DATA ROWS:
_____
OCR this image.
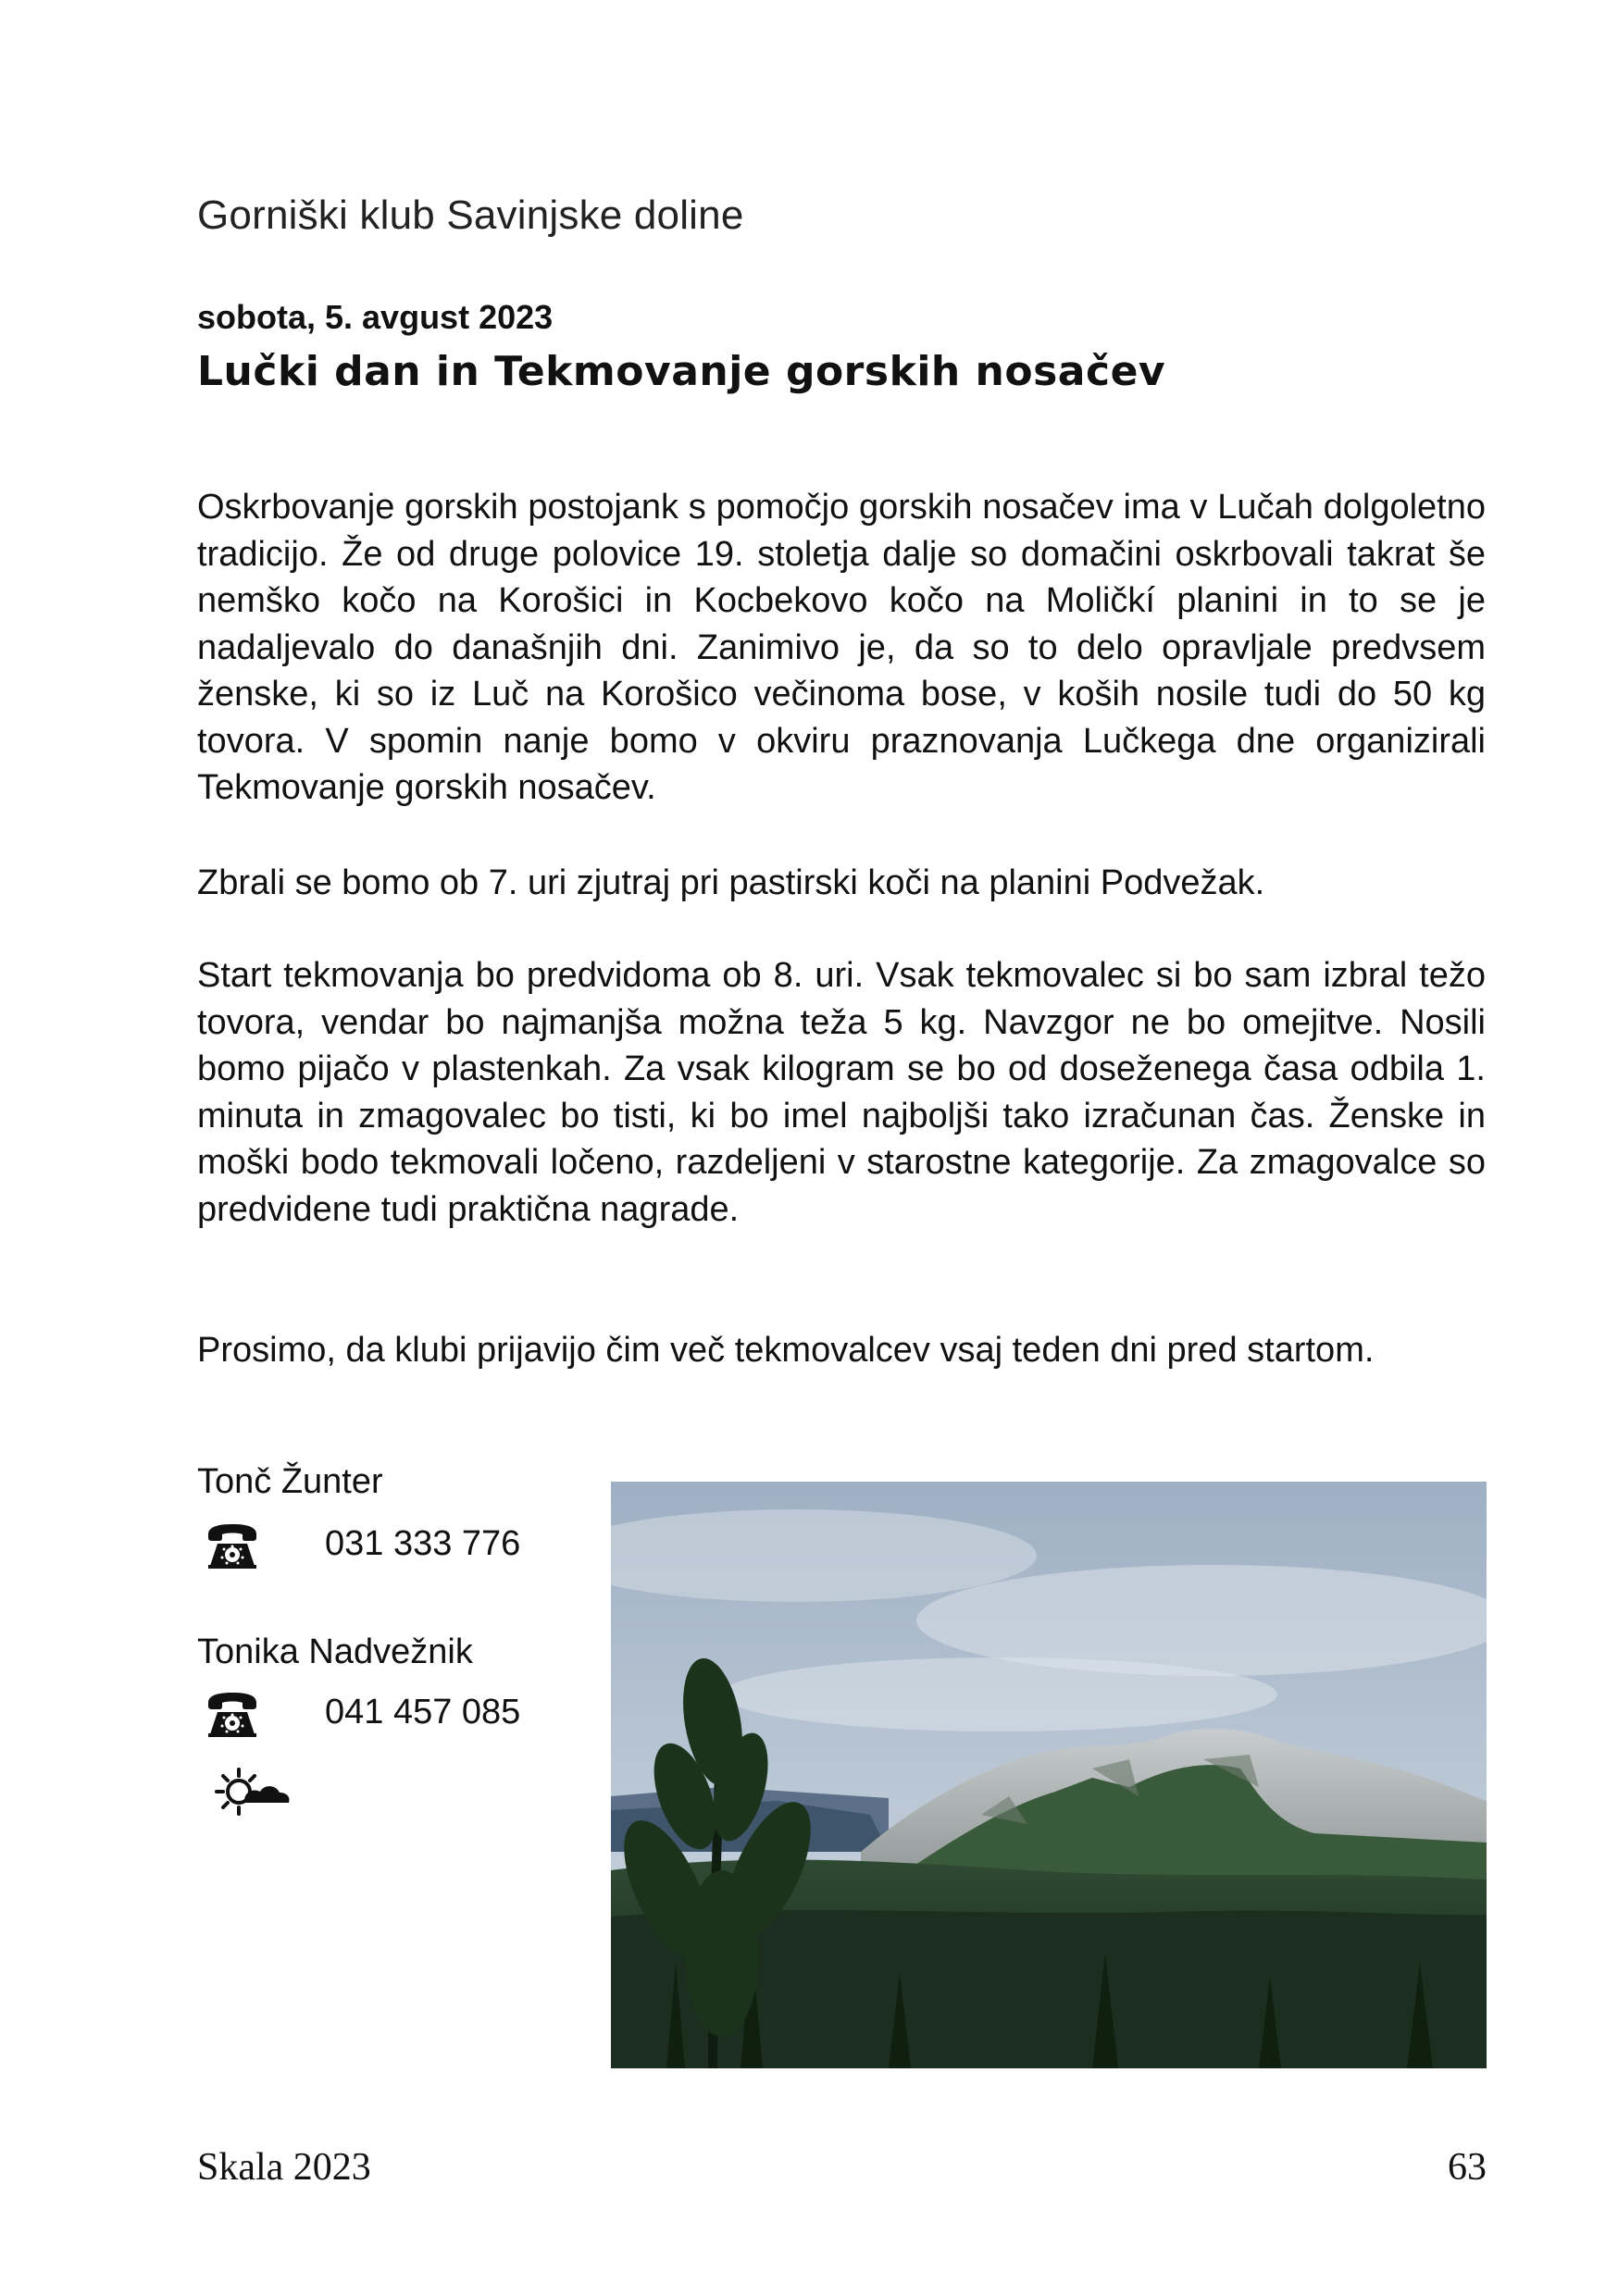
Gorniški klub Savinjske doline
sobota, 5. avgust 2023
Lučki dan in Tekmovanje gorskih nosačev

Oskrbovanje gorskih postojank s pomočjo gorskih nosačev ima v Lučah dolgoletno tradicijo. Že od druge polovice 19. stoletja dalje so domačini oskrbovali takrat še nemško kočo na Korošici in Kocbekovo kočo na Moličkí planini in to se je nadaljevalo do današnjih dni. Zanimivo je, da so to delo opravljale predvsem ženske, ki so iz Luč na Korošico večinoma bose, v koših nosile tudi do 50 kg tovora. V spomin nanje bomo v okviru praznovanja Lučkega dne organizirali Tekmovanje gorskih nosačev.

Zbrali se bomo ob 7. uri zjutraj pri pastirski koči na planini Podvežak.

Start tekmovanja bo predvidoma ob 8. uri. Vsak tekmovalec si bo sam izbral težo tovora, vendar bo najmanjša možna teža 5 kg. Navzgor ne bo omejitve. Nosili bomo pijačo v plastenkah. Za vsak kilogram se bo od doseženega časa odbila 1. minuta in zmagovalec bo tisti, ki bo imel najboljši tako izračunan čas. Ženske in moški bodo tekmovali ločeno, razdeljeni v starostne kategorije. Za zmagovalce so predvidene tudi praktična nagrade.

Prosimo, da klubi prijavijo čim več tekmovalcev vsaj teden dni pred startom.

Tonč Žunter
031 333 776
Tonika Nadvežnik
041 457 085
Skala 2023	63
_____
INSTRUCTIONS FOR THE TASK: Each record above should come back exactly the same, only without its pictures.

FULL RESPONSE:
OCR this image.
Gorniški klub Savinjske doline
sobota, 5. avgust 2023
Lučki dan in Tekmovanje gorskih nosačev

Oskrbovanje gorskih postojank s pomočjo gorskih nosačev ima v Lučah dolgoletno tradicijo. Že od druge polovice 19. stoletja dalje so domačini oskrbovali takrat še nemško kočo na Korošici in Kocbekovo kočo na Moličkí planini in to se je nadaljevalo do današnjih dni. Zanimivo je, da so to delo opravljale predvsem ženske, ki so iz Luč na Korošico večinoma bose, v koših nosile tudi do 50 kg tovora. V spomin nanje bomo v okviru praznovanja Lučkega dne organizirali Tekmovanje gorskih nosačev.

Zbrali se bomo ob 7. uri zjutraj pri pastirski koči na planini Podvežak.

Start tekmovanja bo predvidoma ob 8. uri. Vsak tekmovalec si bo sam izbral težo tovora, vendar bo najmanjša možna teža 5 kg. Navzgor ne bo omejitve. Nosili bomo pijačo v plastenkah. Za vsak kilogram se bo od doseženega časa odbila 1. minuta in zmagovalec bo tisti, ki bo imel najboljši tako izračunan čas. Ženske in moški bodo tekmovali ločeno, razdeljeni v starostne kategorije. Za zmagovalce so predvidene tudi praktična nagrade.

Prosimo, da klubi prijavijo čim več tekmovalcev vsaj teden dni pred startom.

Tonč Žunter
031 333 776
Tonika Nadvežnik
041 457 085
Skala 2023	63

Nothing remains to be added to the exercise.